What you have to do — In the data below, find every line that has the string "dans", and copy it.

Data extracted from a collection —
·····

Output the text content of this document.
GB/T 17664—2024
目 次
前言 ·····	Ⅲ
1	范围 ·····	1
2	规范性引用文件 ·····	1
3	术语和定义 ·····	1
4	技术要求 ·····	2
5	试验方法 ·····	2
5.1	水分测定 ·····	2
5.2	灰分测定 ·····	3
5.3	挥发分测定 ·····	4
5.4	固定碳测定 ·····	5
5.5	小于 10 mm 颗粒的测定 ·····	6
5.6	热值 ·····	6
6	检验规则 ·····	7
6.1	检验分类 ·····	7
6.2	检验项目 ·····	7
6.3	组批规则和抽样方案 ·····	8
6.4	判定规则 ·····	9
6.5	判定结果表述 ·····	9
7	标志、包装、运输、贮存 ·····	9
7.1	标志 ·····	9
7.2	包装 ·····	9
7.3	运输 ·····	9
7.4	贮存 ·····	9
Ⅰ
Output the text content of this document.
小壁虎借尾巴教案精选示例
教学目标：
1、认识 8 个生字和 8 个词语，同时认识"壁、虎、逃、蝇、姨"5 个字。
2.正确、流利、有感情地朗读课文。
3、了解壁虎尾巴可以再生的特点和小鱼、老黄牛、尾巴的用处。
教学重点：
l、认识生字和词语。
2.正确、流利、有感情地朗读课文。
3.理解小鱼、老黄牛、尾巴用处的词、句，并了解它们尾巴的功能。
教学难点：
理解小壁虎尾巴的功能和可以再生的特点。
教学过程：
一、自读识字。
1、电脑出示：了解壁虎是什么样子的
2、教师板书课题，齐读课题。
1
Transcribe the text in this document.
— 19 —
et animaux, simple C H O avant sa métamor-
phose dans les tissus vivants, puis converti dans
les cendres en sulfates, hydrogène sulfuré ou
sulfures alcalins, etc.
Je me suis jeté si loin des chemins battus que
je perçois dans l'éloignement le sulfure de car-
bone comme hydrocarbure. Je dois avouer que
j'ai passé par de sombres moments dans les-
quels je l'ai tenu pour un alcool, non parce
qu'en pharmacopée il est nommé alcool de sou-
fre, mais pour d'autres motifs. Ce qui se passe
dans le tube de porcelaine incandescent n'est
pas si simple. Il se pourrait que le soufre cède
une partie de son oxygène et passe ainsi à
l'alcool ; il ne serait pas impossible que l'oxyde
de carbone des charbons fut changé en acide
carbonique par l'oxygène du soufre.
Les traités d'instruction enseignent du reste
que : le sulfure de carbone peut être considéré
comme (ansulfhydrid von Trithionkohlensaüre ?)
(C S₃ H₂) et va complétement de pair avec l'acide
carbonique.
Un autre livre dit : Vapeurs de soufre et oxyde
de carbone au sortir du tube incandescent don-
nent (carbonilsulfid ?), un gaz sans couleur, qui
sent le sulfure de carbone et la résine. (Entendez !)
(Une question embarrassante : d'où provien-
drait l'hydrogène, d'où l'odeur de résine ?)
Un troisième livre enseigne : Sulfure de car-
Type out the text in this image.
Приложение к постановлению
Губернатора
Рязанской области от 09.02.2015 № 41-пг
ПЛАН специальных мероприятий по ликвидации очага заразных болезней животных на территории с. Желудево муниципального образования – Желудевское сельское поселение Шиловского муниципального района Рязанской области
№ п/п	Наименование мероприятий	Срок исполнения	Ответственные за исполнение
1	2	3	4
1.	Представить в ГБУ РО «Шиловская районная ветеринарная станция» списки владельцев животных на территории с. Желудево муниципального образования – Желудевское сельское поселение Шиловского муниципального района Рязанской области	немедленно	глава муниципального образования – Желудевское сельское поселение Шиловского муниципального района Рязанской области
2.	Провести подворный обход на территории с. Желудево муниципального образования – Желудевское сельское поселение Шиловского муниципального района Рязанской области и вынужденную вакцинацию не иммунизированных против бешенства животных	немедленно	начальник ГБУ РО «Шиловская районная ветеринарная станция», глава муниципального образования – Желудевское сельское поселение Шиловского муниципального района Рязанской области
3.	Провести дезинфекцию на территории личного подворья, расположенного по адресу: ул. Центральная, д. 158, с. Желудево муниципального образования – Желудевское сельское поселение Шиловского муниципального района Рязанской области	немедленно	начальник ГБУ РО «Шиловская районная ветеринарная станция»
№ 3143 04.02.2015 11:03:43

·····

Exercise result —
phose dans les tissus vivants, puis converti dans
je perçois dans l'éloignement le sulfure de car-
j'ai passé par de sombres moments dans les-
dans le tube de porcelaine incandescent n'est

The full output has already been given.